begin Listed records

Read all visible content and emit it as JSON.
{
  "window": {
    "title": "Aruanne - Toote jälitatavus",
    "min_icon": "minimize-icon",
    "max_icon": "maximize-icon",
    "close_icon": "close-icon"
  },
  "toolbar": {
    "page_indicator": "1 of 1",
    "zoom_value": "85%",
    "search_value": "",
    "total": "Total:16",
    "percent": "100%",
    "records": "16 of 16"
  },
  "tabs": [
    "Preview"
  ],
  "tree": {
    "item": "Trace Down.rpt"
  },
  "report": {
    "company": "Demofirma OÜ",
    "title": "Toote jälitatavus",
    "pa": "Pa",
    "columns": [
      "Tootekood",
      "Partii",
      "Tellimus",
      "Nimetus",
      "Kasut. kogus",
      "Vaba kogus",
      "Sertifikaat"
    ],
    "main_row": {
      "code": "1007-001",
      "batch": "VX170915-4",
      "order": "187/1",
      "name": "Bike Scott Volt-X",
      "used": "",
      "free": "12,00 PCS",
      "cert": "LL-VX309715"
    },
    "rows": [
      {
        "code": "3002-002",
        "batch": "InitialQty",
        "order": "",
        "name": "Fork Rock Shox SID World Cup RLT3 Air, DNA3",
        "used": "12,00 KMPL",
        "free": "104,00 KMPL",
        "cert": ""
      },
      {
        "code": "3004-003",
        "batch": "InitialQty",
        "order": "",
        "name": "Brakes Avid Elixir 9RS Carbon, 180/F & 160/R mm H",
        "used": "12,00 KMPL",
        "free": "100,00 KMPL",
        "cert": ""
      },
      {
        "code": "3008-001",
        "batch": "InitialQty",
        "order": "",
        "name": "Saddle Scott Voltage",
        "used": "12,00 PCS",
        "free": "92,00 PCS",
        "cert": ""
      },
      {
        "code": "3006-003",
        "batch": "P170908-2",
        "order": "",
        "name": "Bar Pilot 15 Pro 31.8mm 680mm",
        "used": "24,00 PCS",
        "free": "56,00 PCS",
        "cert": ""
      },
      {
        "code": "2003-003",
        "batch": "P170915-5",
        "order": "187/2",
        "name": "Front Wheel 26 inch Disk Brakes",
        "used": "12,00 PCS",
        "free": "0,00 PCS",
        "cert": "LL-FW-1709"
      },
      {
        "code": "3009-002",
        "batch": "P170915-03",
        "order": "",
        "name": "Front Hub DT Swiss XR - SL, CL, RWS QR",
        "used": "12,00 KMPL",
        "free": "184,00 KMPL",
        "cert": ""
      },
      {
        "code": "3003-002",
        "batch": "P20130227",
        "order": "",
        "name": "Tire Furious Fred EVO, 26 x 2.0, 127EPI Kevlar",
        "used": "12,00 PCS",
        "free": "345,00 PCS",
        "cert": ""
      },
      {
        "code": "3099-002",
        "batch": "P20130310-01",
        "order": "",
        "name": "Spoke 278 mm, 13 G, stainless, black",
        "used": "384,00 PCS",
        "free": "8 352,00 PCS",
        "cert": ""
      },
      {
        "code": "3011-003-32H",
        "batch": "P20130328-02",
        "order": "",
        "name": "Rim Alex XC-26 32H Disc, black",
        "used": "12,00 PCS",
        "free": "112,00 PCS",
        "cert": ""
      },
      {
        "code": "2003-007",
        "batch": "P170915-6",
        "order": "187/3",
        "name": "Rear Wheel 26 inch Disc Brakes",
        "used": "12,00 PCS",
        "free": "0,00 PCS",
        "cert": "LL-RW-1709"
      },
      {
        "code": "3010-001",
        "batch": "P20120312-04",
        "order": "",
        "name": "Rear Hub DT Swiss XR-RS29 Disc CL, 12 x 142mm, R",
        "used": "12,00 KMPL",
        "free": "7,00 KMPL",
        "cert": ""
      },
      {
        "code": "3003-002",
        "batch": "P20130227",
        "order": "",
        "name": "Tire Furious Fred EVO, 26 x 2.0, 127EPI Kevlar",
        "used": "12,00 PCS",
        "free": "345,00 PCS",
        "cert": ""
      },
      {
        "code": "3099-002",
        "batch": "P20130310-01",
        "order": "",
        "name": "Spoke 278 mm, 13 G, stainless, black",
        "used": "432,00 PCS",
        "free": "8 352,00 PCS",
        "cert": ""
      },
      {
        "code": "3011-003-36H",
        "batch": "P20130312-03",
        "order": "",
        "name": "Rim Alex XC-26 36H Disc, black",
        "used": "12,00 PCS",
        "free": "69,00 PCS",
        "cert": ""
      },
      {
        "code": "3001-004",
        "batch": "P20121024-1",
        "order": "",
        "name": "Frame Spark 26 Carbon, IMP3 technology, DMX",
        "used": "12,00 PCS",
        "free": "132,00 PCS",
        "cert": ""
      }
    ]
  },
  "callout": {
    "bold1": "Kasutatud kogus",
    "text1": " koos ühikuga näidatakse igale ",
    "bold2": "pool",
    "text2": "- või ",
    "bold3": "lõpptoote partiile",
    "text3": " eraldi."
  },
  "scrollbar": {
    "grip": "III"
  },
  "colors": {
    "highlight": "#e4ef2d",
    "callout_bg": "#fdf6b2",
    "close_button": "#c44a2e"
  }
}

end Listed records

Write out the material from the first line to the last, exactly.

Answer to the exercise =
Read all visible content and emit it as JSON.
{
  "window": {
    "title": "Aruanne - Toote jälitatavus",
    "min_icon": "minimize-icon",
    "max_icon": "maximize-icon",
    "close_icon": "close-icon"
  },
  "toolbar": {
    "page_indicator": "1 of 1",
    "zoom_value": "85%",
    "search_value": "",
    "total": "Total:16",
    "percent": "100%",
    "records": "16 of 16"
  },
  "tabs": [
    "Preview"
  ],
  "tree": {
    "item": "Trace Down.rpt"
  },
  "report": {
    "company": "Demofirma OÜ",
    "title": "Toote jälitatavus",
    "pa": "Pa",
    "columns": [
      "Tootekood",
      "Partii",
      "Tellimus",
      "Nimetus",
      "Kasut. kogus",
      "Vaba kogus",
      "Sertifikaat"
    ],
    "main_row": {
      "code": "1007-001",
      "batch": "VX170915-4",
      "order": "187/1",
      "name": "Bike Scott Volt-X",
      "used": "",
      "free": "12,00 PCS",
      "cert": "LL-VX309715"
    },
    "rows": [
      {
        "code": "3002-002",
        "batch": "InitialQty",
        "order": "",
        "name": "Fork Rock Shox SID World Cup RLT3 Air, DNA3",
        "used": "12,00 KMPL",
        "free": "104,00 KMPL",
        "cert": ""
      },
      {
        "code": "3004-003",
        "batch": "InitialQty",
        "order": "",
        "name": "Brakes Avid Elixir 9RS Carbon, 180/F & 160/R mm H",
        "used": "12,00 KMPL",
        "free": "100,00 KMPL",
        "cert": ""
      },
      {
        "code": "3008-001",
        "batch": "InitialQty",
        "order": "",
        "name": "Saddle Scott Voltage",
        "used": "12,00 PCS",
        "free": "92,00 PCS",
        "cert": ""
      },
      {
        "code": "3006-003",
        "batch": "P170908-2",
        "order": "",
        "name": "Bar Pilot 15 Pro 31.8mm 680mm",
        "used": "24,00 PCS",
        "free": "56,00 PCS",
        "cert": ""
      },
      {
        "code": "2003-003",
        "batch": "P170915-5",
        "order": "187/2",
        "name": "Front Wheel 26 inch Disk Brakes",
        "used": "12,00 PCS",
        "free": "0,00 PCS",
        "cert": "LL-FW-1709"
      },
      {
        "code": "3009-002",
        "batch": "P170915-03",
        "order": "",
        "name": "Front Hub DT Swiss XR - SL, CL, RWS QR",
        "used": "12,00 KMPL",
        "free": "184,00 KMPL",
        "cert": ""
      },
      {
        "code": "3003-002",
        "batch": "P20130227",
        "order": "",
        "name": "Tire Furious Fred EVO, 26 x 2.0, 127EPI Kevlar",
        "used": "12,00 PCS",
        "free": "345,00 PCS",
        "cert": ""
      },
      {
        "code": "3099-002",
        "batch": "P20130310-01",
        "order": "",
        "name": "Spoke 278 mm, 13 G, stainless, black",
        "used": "384,00 PCS",
        "free": "8 352,00 PCS",
        "cert": ""
      },
      {
        "code": "3011-003-32H",
        "batch": "P20130328-02",
        "order": "",
        "name": "Rim Alex XC-26 32H Disc, black",
        "used": "12,00 PCS",
        "free": "112,00 PCS",
        "cert": ""
      },
      {
        "code": "2003-007",
        "batch": "P170915-6",
        "order": "187/3",
        "name": "Rear Wheel 26 inch Disc Brakes",
        "used": "12,00 PCS",
        "free": "0,00 PCS",
        "cert": "LL-RW-1709"
      },
      {
        "code": "3010-001",
        "batch": "P20120312-04",
        "order": "",
        "name": "Rear Hub DT Swiss XR-RS29 Disc CL, 12 x 142mm, R",
        "used": "12,00 KMPL",
        "free": "7,00 KMPL",
        "cert": ""
      },
      {
        "code": "3003-002",
        "batch": "P20130227",
        "order": "",
        "name": "Tire Furious Fred EVO, 26 x 2.0, 127EPI Kevlar",
        "used": "12,00 PCS",
        "free": "345,00 PCS",
        "cert": ""
      },
      {
        "code": "3099-002",
        "batch": "P20130310-01",
        "order": "",
        "name": "Spoke 278 mm, 13 G, stainless, black",
        "used": "432,00 PCS",
        "free": "8 352,00 PCS",
        "cert": ""
      },
      {
        "code": "3011-003-36H",
        "batch": "P20130312-03",
        "order": "",
        "name": "Rim Alex XC-26 36H Disc, black",
        "used": "12,00 PCS",
        "free": "69,00 PCS",
        "cert": ""
      },
      {
        "code": "3001-004",
        "batch": "P20121024-1",
        "order": "",
        "name": "Frame Spark 26 Carbon, IMP3 technology, DMX",
        "used": "12,00 PCS",
        "free": "132,00 PCS",
        "cert": ""
      }
    ]
  },
  "callout": {
    "bold1": "Kasutatud kogus",
    "text1": " koos ühikuga näidatakse igale ",
    "bold2": "pool",
    "text2": "- või ",
    "bold3": "lõpptoote partiile",
    "text3": " eraldi."
  },
  "scrollbar": {
    "grip": "III"
  },
  "colors": {
    "highlight": "#e4ef2d",
    "callout_bg": "#fdf6b2",
    "close_button": "#c44a2e"
  }
}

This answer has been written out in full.